### Work instructions
Records follow. Pull out every line that contains "title".

[Stored entries]

◆ ◆ ◆ ◆ ◆

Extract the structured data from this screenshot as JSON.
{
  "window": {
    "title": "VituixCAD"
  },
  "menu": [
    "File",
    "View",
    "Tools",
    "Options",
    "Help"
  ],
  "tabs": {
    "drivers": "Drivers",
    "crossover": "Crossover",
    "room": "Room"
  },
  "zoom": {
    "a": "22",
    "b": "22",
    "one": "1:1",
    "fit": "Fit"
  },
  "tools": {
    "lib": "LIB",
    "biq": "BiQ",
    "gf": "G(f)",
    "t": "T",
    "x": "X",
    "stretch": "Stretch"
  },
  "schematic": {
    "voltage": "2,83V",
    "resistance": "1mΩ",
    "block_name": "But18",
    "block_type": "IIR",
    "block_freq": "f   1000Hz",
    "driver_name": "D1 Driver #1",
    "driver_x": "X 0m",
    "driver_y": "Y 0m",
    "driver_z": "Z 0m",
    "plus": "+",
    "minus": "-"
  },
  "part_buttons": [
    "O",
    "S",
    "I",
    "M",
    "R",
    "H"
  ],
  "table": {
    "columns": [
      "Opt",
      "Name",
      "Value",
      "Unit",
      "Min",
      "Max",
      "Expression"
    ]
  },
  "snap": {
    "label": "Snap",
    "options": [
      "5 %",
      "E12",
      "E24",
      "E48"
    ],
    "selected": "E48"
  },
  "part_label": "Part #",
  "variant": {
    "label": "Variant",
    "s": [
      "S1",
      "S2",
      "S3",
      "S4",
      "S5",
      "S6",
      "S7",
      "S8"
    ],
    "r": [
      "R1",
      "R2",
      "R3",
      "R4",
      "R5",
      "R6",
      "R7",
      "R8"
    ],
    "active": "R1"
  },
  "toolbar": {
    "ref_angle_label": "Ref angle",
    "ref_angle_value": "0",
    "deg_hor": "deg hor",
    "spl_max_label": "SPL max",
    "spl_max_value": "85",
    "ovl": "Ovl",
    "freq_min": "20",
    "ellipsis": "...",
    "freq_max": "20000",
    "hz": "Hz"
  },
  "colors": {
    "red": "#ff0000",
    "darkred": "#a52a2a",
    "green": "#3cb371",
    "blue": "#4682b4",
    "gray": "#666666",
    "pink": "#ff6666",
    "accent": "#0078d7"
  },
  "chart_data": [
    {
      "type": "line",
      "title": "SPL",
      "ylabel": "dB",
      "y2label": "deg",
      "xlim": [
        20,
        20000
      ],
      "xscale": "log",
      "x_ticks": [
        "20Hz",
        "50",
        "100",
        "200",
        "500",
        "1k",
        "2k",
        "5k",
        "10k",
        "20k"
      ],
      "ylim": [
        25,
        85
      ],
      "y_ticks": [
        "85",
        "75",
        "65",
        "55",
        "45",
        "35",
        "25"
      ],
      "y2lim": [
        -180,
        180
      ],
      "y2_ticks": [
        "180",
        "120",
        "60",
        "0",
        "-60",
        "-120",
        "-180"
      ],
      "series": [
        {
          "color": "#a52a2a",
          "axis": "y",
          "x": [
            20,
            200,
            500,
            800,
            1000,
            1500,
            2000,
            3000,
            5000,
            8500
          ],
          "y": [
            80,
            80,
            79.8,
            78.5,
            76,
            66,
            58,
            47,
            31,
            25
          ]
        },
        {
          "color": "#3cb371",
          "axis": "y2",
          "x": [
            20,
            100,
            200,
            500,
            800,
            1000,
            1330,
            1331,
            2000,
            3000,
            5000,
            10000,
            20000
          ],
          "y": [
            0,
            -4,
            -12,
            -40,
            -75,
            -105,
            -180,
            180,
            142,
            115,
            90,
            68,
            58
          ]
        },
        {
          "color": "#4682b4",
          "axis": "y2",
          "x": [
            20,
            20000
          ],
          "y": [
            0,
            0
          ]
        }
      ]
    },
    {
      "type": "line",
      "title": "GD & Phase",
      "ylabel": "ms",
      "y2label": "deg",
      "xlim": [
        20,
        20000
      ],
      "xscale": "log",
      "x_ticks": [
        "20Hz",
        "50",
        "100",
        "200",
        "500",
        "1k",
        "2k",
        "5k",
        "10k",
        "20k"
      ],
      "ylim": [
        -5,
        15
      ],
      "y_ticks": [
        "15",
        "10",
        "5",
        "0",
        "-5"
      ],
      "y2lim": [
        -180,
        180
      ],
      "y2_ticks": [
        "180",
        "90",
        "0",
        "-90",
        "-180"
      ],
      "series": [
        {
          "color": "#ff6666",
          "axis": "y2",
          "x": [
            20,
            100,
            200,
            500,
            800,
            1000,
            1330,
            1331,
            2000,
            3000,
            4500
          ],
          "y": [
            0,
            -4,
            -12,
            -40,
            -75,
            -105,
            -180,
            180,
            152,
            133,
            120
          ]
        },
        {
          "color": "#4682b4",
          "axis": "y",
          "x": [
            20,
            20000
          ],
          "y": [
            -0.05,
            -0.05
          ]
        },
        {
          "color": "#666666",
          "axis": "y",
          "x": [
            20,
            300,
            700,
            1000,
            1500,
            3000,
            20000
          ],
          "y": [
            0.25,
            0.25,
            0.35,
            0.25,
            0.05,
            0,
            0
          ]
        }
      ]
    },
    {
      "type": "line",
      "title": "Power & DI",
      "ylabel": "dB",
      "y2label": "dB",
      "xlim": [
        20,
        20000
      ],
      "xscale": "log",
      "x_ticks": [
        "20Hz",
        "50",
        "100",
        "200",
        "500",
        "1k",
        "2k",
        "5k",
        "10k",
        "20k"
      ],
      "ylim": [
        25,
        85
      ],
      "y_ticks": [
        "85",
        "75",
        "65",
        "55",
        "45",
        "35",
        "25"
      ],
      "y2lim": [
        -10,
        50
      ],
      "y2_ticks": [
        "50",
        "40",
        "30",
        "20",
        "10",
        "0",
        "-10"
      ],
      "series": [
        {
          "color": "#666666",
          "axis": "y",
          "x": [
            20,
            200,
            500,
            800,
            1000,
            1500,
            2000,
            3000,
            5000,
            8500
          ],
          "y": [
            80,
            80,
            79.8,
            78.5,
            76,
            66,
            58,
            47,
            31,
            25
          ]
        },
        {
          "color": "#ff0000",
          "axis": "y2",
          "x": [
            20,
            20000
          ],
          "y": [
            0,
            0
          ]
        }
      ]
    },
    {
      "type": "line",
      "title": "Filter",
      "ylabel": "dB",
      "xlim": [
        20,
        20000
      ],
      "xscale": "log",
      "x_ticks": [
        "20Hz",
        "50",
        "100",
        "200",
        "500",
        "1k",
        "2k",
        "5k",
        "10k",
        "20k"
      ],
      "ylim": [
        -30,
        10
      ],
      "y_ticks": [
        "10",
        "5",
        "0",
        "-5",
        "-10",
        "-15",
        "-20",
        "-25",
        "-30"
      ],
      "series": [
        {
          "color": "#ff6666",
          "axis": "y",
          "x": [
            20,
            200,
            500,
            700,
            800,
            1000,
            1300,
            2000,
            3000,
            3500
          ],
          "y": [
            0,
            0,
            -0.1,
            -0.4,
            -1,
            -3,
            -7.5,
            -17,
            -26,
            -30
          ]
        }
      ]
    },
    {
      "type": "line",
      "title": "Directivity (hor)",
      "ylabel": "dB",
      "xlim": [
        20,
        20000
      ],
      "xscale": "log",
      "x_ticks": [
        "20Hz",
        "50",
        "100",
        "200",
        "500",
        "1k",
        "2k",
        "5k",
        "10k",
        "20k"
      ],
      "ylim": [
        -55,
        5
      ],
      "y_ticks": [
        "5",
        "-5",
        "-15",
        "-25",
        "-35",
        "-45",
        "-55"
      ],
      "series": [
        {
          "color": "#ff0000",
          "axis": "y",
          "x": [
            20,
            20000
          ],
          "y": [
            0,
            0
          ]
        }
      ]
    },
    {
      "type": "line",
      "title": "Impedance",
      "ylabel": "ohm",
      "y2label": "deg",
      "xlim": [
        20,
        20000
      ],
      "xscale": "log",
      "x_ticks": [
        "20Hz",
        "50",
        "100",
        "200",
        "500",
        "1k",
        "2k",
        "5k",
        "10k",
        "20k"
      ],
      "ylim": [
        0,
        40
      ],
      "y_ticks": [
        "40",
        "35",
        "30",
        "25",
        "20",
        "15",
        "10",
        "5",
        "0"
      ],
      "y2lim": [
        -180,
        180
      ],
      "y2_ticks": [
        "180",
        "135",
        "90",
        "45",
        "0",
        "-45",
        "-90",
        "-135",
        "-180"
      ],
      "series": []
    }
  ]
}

◆ ◆ ◆ ◆ ◆

### Task solution
    "title": "VituixCAD"
      "title": "SPL",
      "title": "GD & Phase",
      "title": "Power & DI",
      "title": "Filter",
      "title": "Directivity (hor)",
      "title": "Impedance",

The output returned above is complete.